───── Records for processing ─────
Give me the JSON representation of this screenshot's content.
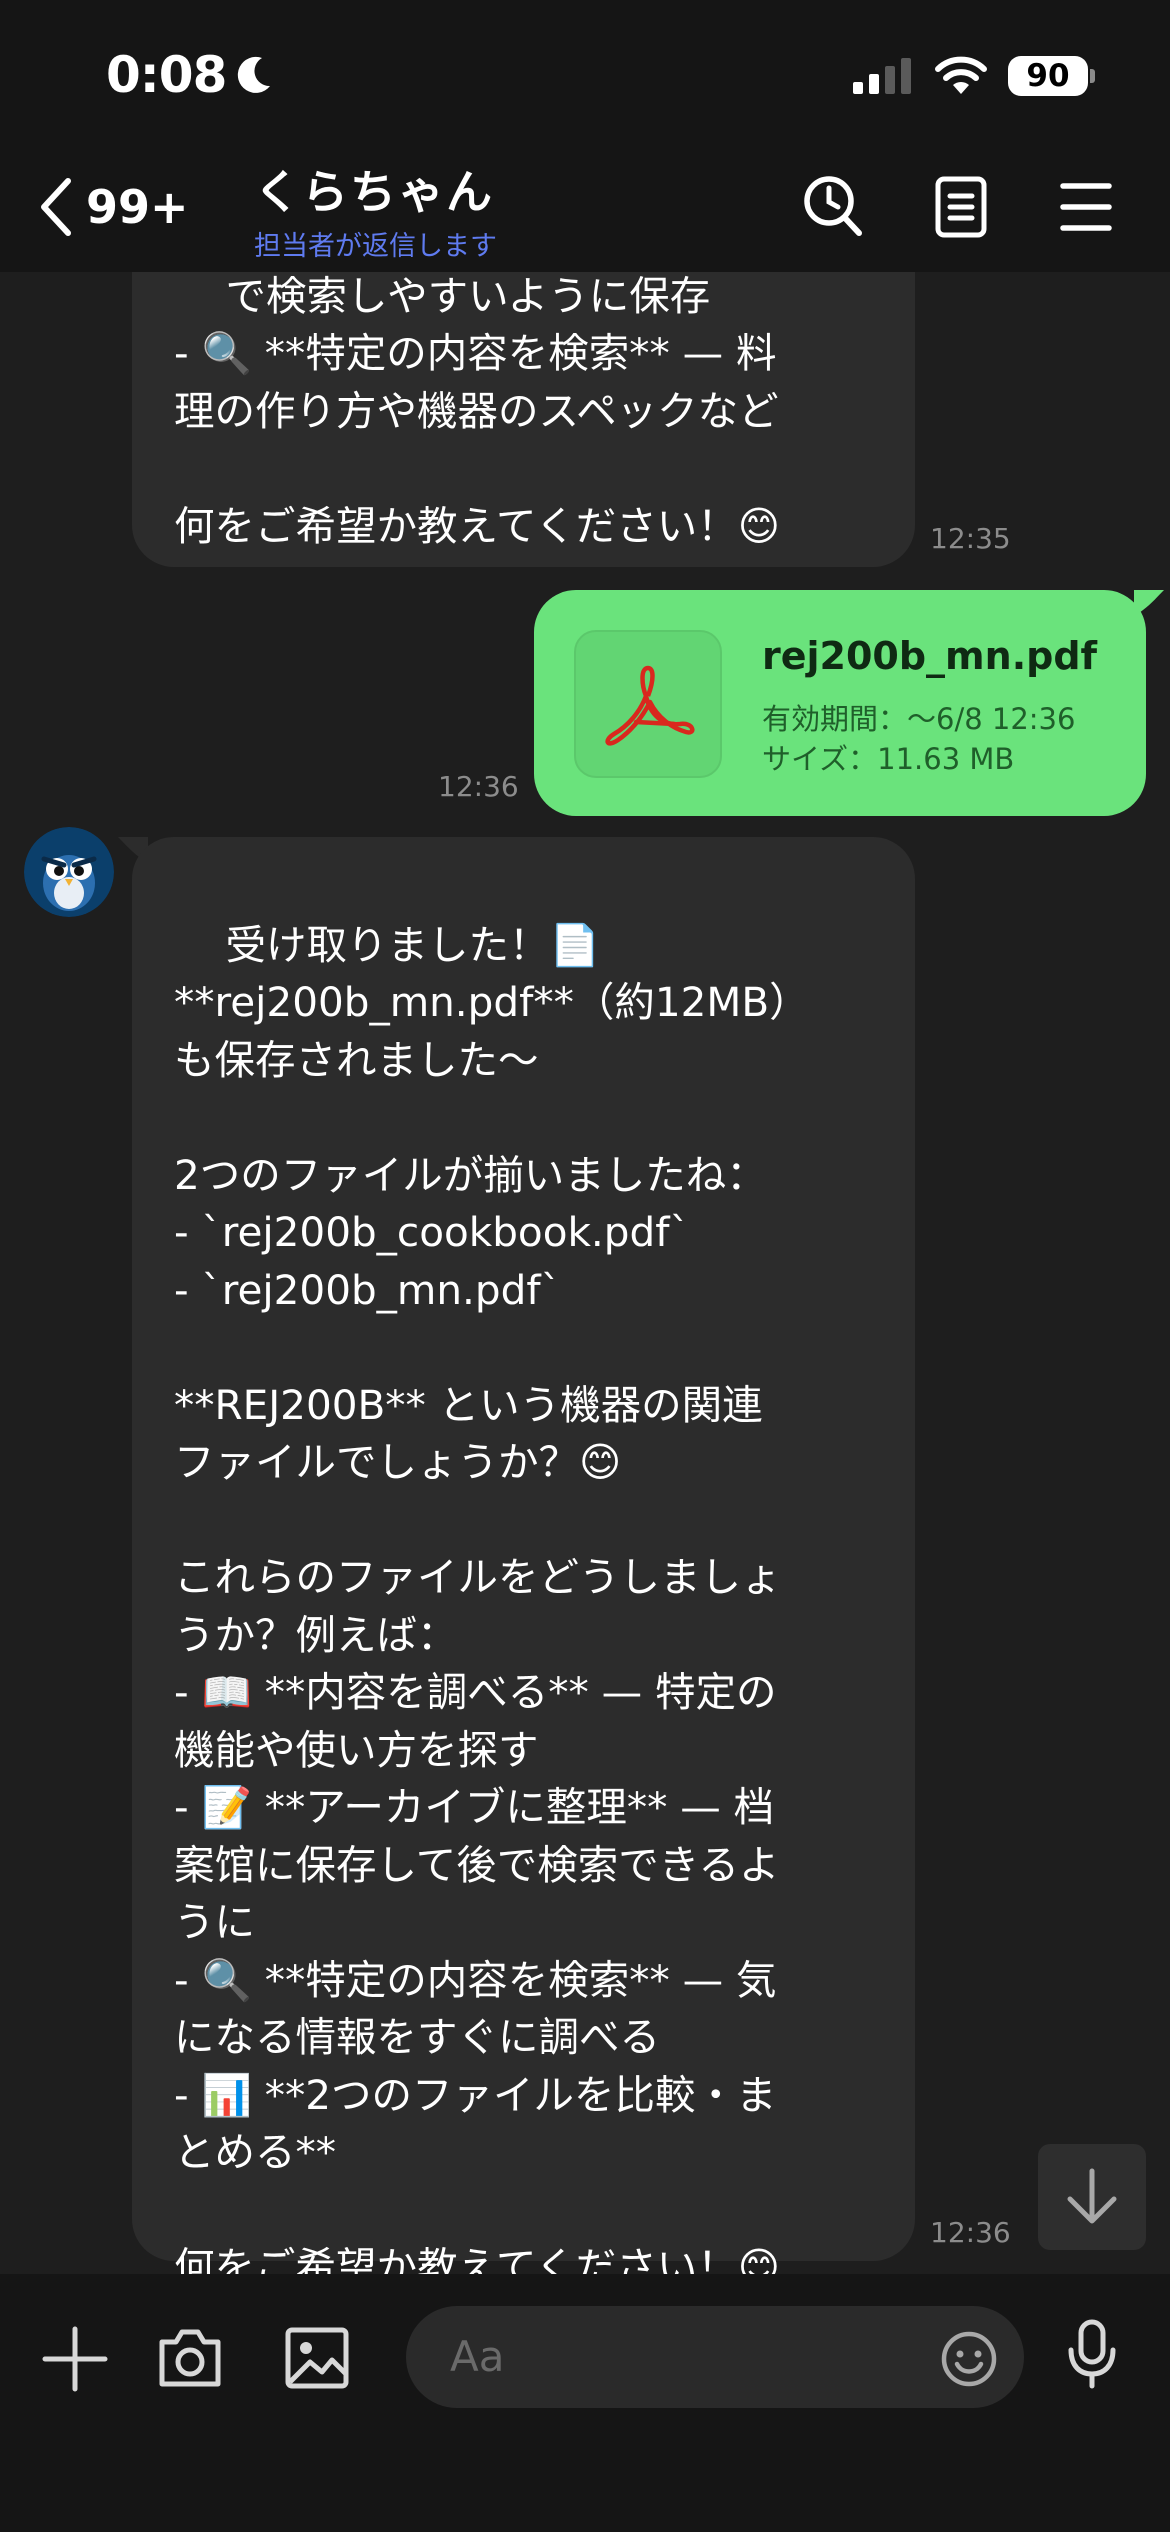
{
  "status_bar": {
    "time": "0:08",
    "battery": "90",
    "icons": [
      "moon-icon",
      "cellular-signal-icon",
      "wifi-icon",
      "battery-icon"
    ]
  },
  "header": {
    "back_count": "99+",
    "chat_name": "くらちゃん",
    "subtitle": "担当者が返信します",
    "icons": [
      "search-icon",
      "notes-icon",
      "menu-icon"
    ]
  },
  "messages": {
    "first": {
      "text": "で検索しやすいように保存\n- 🔍 **特定の内容を検索** — 料\n理の作り方や機器のスペックなど\n\n何をご希望か教えてください！😊",
      "time": "12:35"
    },
    "file": {
      "name": "rej200b_mn.pdf",
      "expiry": "有効期間：～6/8 12:36",
      "size": "サイズ：11.63 MB",
      "time": "12:36"
    },
    "reply": {
      "text": "受け取りました！📄\n**rej200b_mn.pdf**（約12MB）\nも保存されました～\n\n2つのファイルが揃いましたね：\n- `rej200b_cookbook.pdf`\n- `rej200b_mn.pdf`\n\n**REJ200B** という機器の関連\nファイルでしょうか？😊\n\nこれらのファイルをどうしましょ\nうか？例えば：\n- 📖 **内容を調べる** — 特定の\n機能や使い方を探す\n- 📝 **アーカイブに整理** — 档\n案馆に保存して後で検索できるよ\nうに\n- 🔍 **特定の内容を検索** — 気\nになる情報をすぐに調べる\n- 📊 **2つのファイルを比較・ま\nとめる**\n\n何をご希望か教えてください！😊",
      "time": "12:36"
    }
  },
  "input": {
    "placeholder": "Aa"
  },
  "colors": {
    "background": "#1e1e1e",
    "bars": "#151515",
    "incoming_bubble": "#2c2c2c",
    "outgoing_bubble": "#6ae37c",
    "subtitle_accent": "#5f7bf0"
  }
}
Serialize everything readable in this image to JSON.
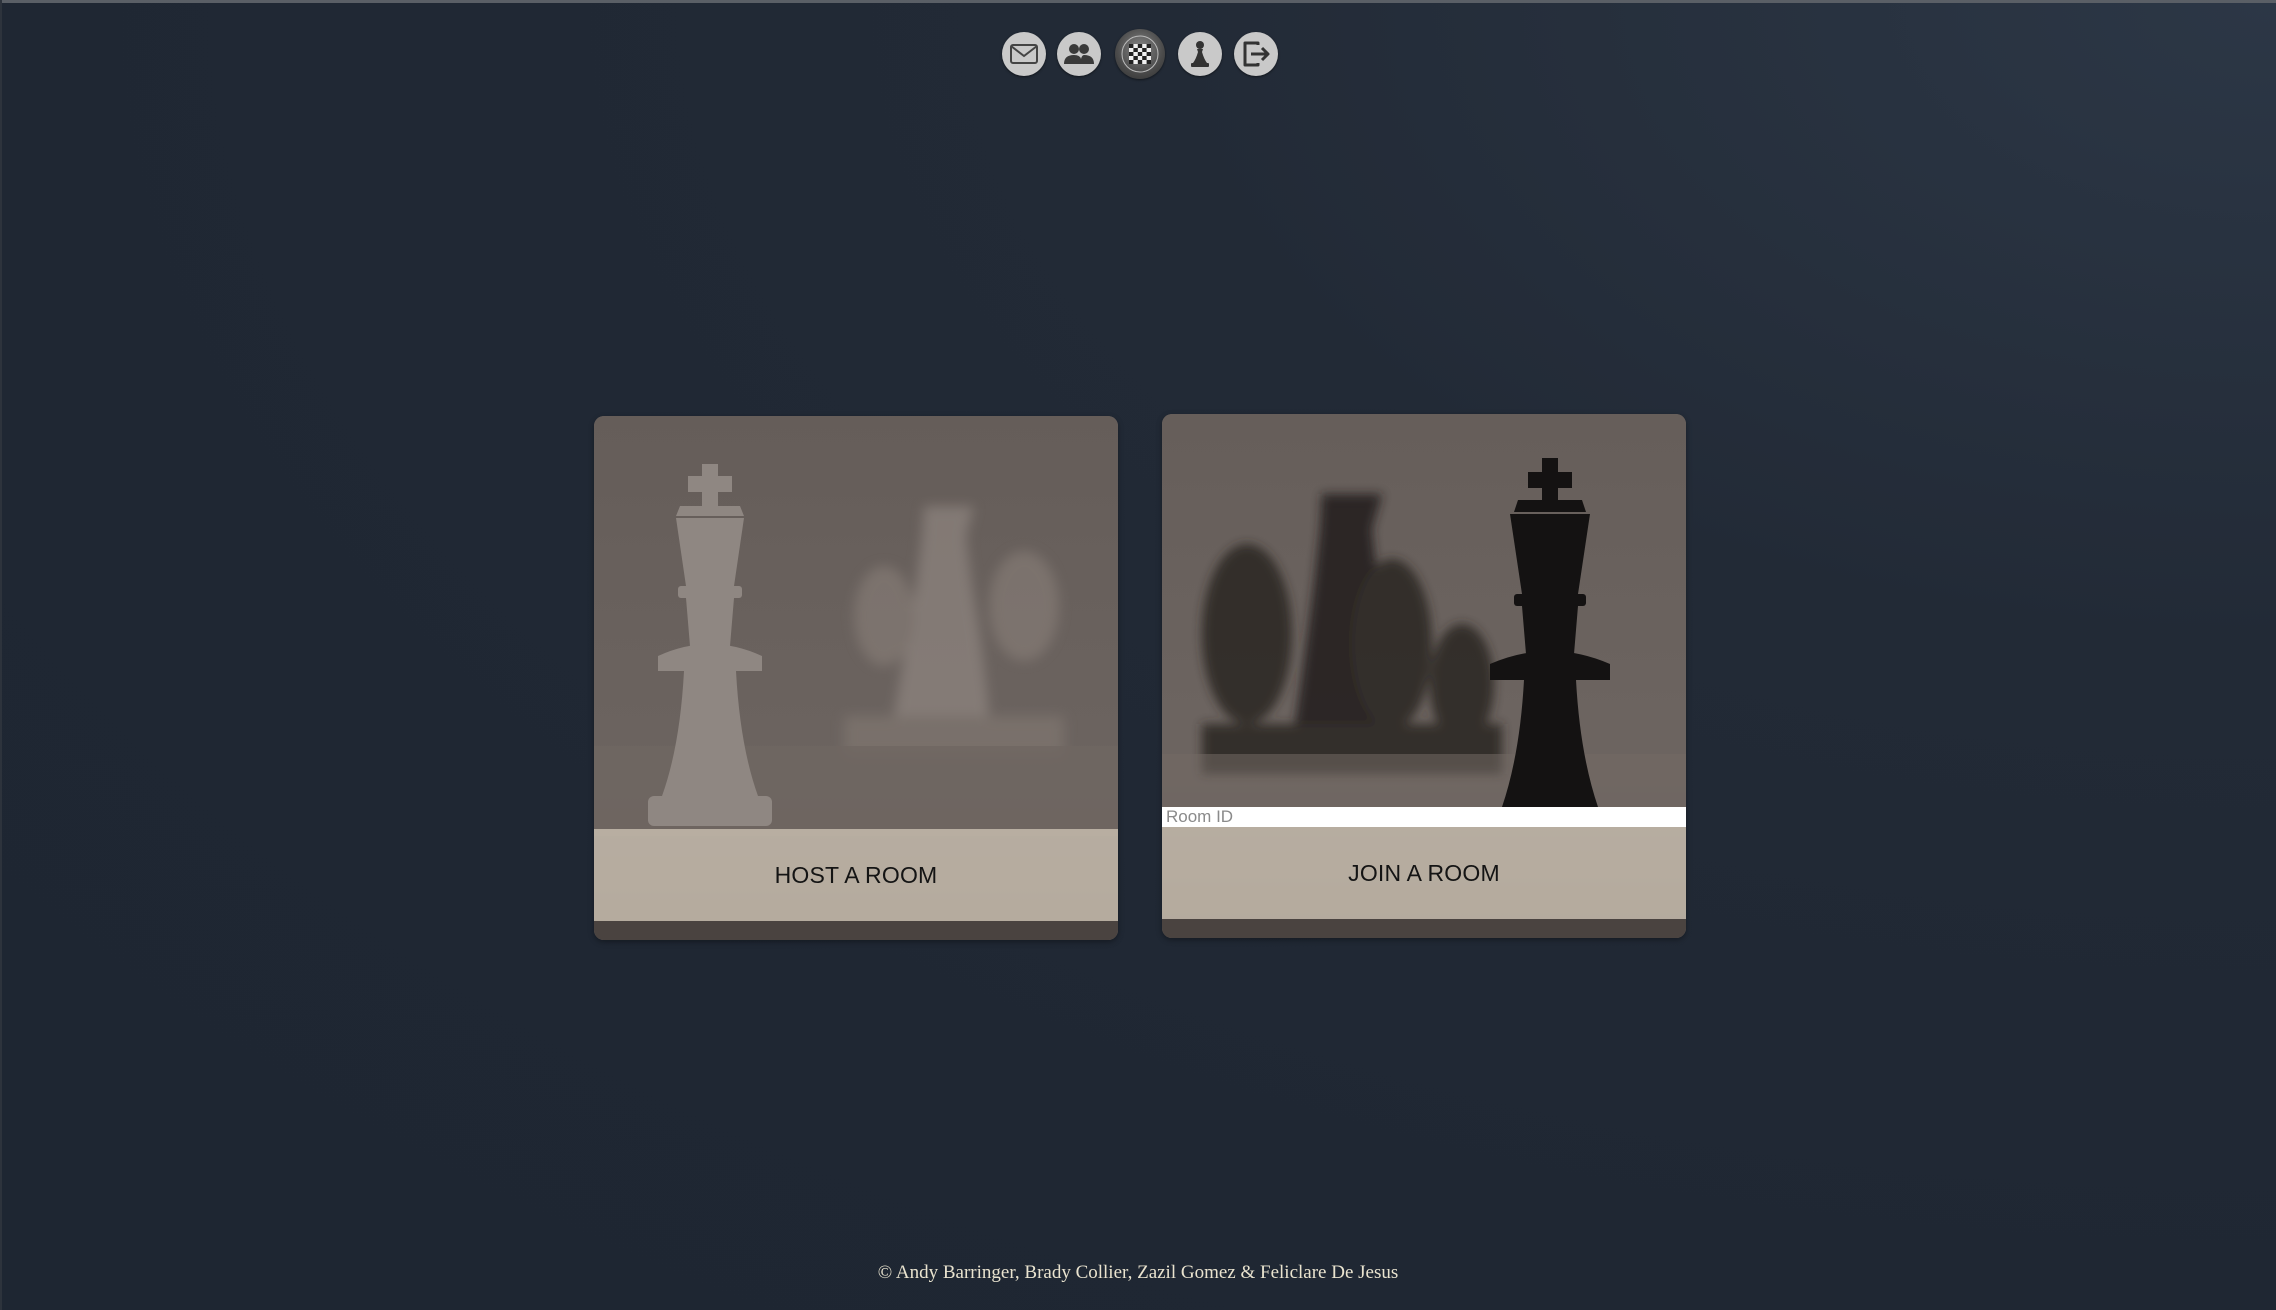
{
  "nav": {
    "items": [
      {
        "icon": "envelope-icon",
        "label": "Messages"
      },
      {
        "icon": "friends-icon",
        "label": "Friends"
      },
      {
        "icon": "chessboard-icon",
        "label": "Play",
        "active": true
      },
      {
        "icon": "pawn-icon",
        "label": "Profile"
      },
      {
        "icon": "logout-icon",
        "label": "Logout"
      }
    ]
  },
  "host_card": {
    "label": "HOST A ROOM",
    "image": "white-king-icon"
  },
  "join_card": {
    "label": "JOIN A ROOM",
    "image": "black-king-icon",
    "room_input": {
      "placeholder": "Room ID",
      "value": ""
    }
  },
  "footer": {
    "copyright": "© Andy Barringer, Brady Collier, Zazil Gomez & Feliclare De Jesus"
  },
  "colors": {
    "background": "#1f2733",
    "card_overlay": "#cdc3b4",
    "copyright_text": "#e9e3cf"
  }
}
─────
Short problem:
Print out the material word for word, omitting the pictures.

Exercise solution:
Give me the JSON representation of this screenshot's content.
{
  "status_bar": {
    "time": "0:08",
    "battery": "90",
    "icons": [
      "moon-icon",
      "cellular-signal-icon",
      "wifi-icon",
      "battery-icon"
    ]
  },
  "header": {
    "back_count": "99+",
    "chat_name": "くらちゃん",
    "subtitle": "担当者が返信します",
    "icons": [
      "search-icon",
      "notes-icon",
      "menu-icon"
    ]
  },
  "messages": {
    "first": {
      "text": "で検索しやすいように保存\n- 🔍 **特定の内容を検索** — 料\n理の作り方や機器のスペックなど\n\n何をご希望か教えてください！😊",
      "time": "12:35"
    },
    "file": {
      "name": "rej200b_mn.pdf",
      "expiry": "有効期間：～6/8 12:36",
      "size": "サイズ：11.63 MB",
      "time": "12:36"
    },
    "reply": {
      "text": "受け取りました！📄\n**rej200b_mn.pdf**（約12MB）\nも保存されました～\n\n2つのファイルが揃いましたね：\n- `rej200b_cookbook.pdf`\n- `rej200b_mn.pdf`\n\n**REJ200B** という機器の関連\nファイルでしょうか？😊\n\nこれらのファイルをどうしましょ\nうか？例えば：\n- 📖 **内容を調べる** — 特定の\n機能や使い方を探す\n- 📝 **アーカイブに整理** — 档\n案馆に保存して後で検索できるよ\nうに\n- 🔍 **特定の内容を検索** — 気\nになる情報をすぐに調べる\n- 📊 **2つのファイルを比較・ま\nとめる**\n\n何をご希望か教えてください！😊",
      "time": "12:36"
    }
  },
  "input": {
    "placeholder": "Aa"
  },
  "colors": {
    "background": "#1e1e1e",
    "bars": "#151515",
    "incoming_bubble": "#2c2c2c",
    "outgoing_bubble": "#6ae37c",
    "subtitle_accent": "#5f7bf0"
  }
}
Serialize everything readable in this image to JSON.
{
  "nav": {
    "items": [
      {
        "icon": "envelope-icon",
        "label": "Messages"
      },
      {
        "icon": "friends-icon",
        "label": "Friends"
      },
      {
        "icon": "chessboard-icon",
        "label": "Play",
        "active": true
      },
      {
        "icon": "pawn-icon",
        "label": "Profile"
      },
      {
        "icon": "logout-icon",
        "label": "Logout"
      }
    ]
  },
  "host_card": {
    "label": "HOST A ROOM",
    "image": "white-king-icon"
  },
  "join_card": {
    "label": "JOIN A ROOM",
    "image": "black-king-icon",
    "room_input": {
      "placeholder": "Room ID",
      "value": ""
    }
  },
  "footer": {
    "copyright": "© Andy Barringer, Brady Collier, Zazil Gomez & Feliclare De Jesus"
  },
  "colors": {
    "background": "#1f2733",
    "card_overlay": "#cdc3b4",
    "copyright_text": "#e9e3cf"
  }
}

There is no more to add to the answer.